#### [Dataset records]
·····
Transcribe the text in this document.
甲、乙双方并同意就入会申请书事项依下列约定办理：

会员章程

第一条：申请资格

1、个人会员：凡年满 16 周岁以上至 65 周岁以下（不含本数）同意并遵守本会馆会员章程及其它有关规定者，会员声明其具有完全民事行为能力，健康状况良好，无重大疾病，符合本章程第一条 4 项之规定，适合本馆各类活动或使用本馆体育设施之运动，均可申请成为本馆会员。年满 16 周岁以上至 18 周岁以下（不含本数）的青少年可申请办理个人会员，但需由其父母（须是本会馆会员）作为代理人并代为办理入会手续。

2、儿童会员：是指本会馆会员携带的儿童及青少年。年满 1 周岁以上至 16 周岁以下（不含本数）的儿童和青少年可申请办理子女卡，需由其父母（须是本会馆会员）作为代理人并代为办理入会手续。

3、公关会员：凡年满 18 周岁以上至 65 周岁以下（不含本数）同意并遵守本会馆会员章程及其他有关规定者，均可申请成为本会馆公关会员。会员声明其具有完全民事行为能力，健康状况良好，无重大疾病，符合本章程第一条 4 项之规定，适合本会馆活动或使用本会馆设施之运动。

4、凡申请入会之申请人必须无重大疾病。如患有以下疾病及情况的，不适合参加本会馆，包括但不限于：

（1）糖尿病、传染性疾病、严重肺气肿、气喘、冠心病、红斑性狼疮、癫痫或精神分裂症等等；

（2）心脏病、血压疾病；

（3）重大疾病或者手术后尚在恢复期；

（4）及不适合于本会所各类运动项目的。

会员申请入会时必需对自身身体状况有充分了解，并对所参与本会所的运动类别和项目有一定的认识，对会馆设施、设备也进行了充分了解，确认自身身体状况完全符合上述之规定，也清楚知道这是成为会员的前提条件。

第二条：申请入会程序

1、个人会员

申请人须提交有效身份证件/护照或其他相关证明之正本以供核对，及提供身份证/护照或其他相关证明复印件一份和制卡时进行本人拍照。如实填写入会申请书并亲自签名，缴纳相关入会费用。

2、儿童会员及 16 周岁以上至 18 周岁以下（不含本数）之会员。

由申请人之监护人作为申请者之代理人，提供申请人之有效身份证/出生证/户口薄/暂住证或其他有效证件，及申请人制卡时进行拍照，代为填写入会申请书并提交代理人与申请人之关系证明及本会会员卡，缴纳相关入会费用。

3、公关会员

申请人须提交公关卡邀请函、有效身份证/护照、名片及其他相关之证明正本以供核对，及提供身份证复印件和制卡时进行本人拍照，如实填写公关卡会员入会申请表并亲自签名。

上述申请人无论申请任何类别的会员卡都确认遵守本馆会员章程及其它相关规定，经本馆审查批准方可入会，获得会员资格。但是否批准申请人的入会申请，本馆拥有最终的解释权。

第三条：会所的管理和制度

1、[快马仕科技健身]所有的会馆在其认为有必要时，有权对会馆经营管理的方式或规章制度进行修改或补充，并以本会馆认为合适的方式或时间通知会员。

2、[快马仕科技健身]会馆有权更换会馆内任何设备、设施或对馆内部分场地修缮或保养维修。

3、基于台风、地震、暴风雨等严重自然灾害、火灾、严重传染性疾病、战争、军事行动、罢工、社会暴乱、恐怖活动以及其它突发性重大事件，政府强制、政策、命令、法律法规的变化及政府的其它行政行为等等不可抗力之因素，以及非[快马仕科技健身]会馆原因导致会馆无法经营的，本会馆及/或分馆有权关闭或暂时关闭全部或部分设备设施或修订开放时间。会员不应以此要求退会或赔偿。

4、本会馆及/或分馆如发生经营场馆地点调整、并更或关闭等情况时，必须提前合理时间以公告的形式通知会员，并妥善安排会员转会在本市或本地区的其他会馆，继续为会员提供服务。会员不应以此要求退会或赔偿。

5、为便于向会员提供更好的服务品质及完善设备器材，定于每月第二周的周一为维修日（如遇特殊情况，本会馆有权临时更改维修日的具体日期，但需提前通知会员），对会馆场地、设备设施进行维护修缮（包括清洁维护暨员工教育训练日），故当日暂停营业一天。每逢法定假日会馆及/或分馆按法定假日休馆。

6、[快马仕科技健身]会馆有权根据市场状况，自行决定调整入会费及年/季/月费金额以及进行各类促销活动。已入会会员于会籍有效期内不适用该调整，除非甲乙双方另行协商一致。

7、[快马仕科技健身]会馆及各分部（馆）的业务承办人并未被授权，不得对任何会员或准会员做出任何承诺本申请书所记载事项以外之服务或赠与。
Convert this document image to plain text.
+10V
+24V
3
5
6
·····
Write out the material exactly as given.

Transcribe the text in this document.
甲、乙双方并同意就入会申请书事项依下列约定办理：

会员章程

第一条：申请资格

1、个人会员：凡年满 16 周岁以上至 65 周岁以下（不含本数）同意并遵守本会馆会员章程及其它有关规定者，会员声明其具有完全民事行为能力，健康状况良好，无重大疾病，符合本章程第一条 4 项之规定，适合本馆各类活动或使用本馆体育设施之运动，均可申请成为本馆会员。年满 16 周岁以上至 18 周岁以下（不含本数）的青少年可申请办理个人会员，但需由其父母（须是本会馆会员）作为代理人并代为办理入会手续。

2、儿童会员：是指本会馆会员携带的儿童及青少年。年满 1 周岁以上至 16 周岁以下（不含本数）的儿童和青少年可申请办理子女卡，需由其父母（须是本会馆会员）作为代理人并代为办理入会手续。

3、公关会员：凡年满 18 周岁以上至 65 周岁以下（不含本数）同意并遵守本会馆会员章程及其他有关规定者，均可申请成为本会馆公关会员。会员声明其具有完全民事行为能力，健康状况良好，无重大疾病，符合本章程第一条 4 项之规定，适合本会馆活动或使用本会馆设施之运动。

4、凡申请入会之申请人必须无重大疾病。如患有以下疾病及情况的，不适合参加本会馆，包括但不限于：

（1）糖尿病、传染性疾病、严重肺气肿、气喘、冠心病、红斑性狼疮、癫痫或精神分裂症等等；

（2）心脏病、血压疾病；

（3）重大疾病或者手术后尚在恢复期；

（4）及不适合于本会所各类运动项目的。

会员申请入会时必需对自身身体状况有充分了解，并对所参与本会所的运动类别和项目有一定的认识，对会馆设施、设备也进行了充分了解，确认自身身体状况完全符合上述之规定，也清楚知道这是成为会员的前提条件。

第二条：申请入会程序

1、个人会员

申请人须提交有效身份证件/护照或其他相关证明之正本以供核对，及提供身份证/护照或其他相关证明复印件一份和制卡时进行本人拍照。如实填写入会申请书并亲自签名，缴纳相关入会费用。

2、儿童会员及 16 周岁以上至 18 周岁以下（不含本数）之会员。

由申请人之监护人作为申请者之代理人，提供申请人之有效身份证/出生证/户口薄/暂住证或其他有效证件，及申请人制卡时进行拍照，代为填写入会申请书并提交代理人与申请人之关系证明及本会会员卡，缴纳相关入会费用。

3、公关会员

申请人须提交公关卡邀请函、有效身份证/护照、名片及其他相关之证明正本以供核对，及提供身份证复印件和制卡时进行本人拍照，如实填写公关卡会员入会申请表并亲自签名。

上述申请人无论申请任何类别的会员卡都确认遵守本馆会员章程及其它相关规定，经本馆审查批准方可入会，获得会员资格。但是否批准申请人的入会申请，本馆拥有最终的解释权。

第三条：会所的管理和制度

1、[快马仕科技健身]所有的会馆在其认为有必要时，有权对会馆经营管理的方式或规章制度进行修改或补充，并以本会馆认为合适的方式或时间通知会员。

2、[快马仕科技健身]会馆有权更换会馆内任何设备、设施或对馆内部分场地修缮或保养维修。

3、基于台风、地震、暴风雨等严重自然灾害、火灾、严重传染性疾病、战争、军事行动、罢工、社会暴乱、恐怖活动以及其它突发性重大事件，政府强制、政策、命令、法律法规的变化及政府的其它行政行为等等不可抗力之因素，以及非[快马仕科技健身]会馆原因导致会馆无法经营的，本会馆及/或分馆有权关闭或暂时关闭全部或部分设备设施或修订开放时间。会员不应以此要求退会或赔偿。

4、本会馆及/或分馆如发生经营场馆地点调整、并更或关闭等情况时，必须提前合理时间以公告的形式通知会员，并妥善安排会员转会在本市或本地区的其他会馆，继续为会员提供服务。会员不应以此要求退会或赔偿。

5、为便于向会员提供更好的服务品质及完善设备器材，定于每月第二周的周一为维修日（如遇特殊情况，本会馆有权临时更改维修日的具体日期，但需提前通知会员），对会馆场地、设备设施进行维护修缮（包括清洁维护暨员工教育训练日），故当日暂停营业一天。每逢法定假日会馆及/或分馆按法定假日休馆。

6、[快马仕科技健身]会馆有权根据市场状况，自行决定调整入会费及年/季/月费金额以及进行各类促销活动。已入会会员于会籍有效期内不适用该调整，除非甲乙双方另行协商一致。

7、[快马仕科技健身]会馆及各分部（馆）的业务承办人并未被授权，不得对任何会员或准会员做出任何承诺本申请书所记载事项以外之服务或赠与。
Convert this document image to plain text.
+10V
+24V
3
5
6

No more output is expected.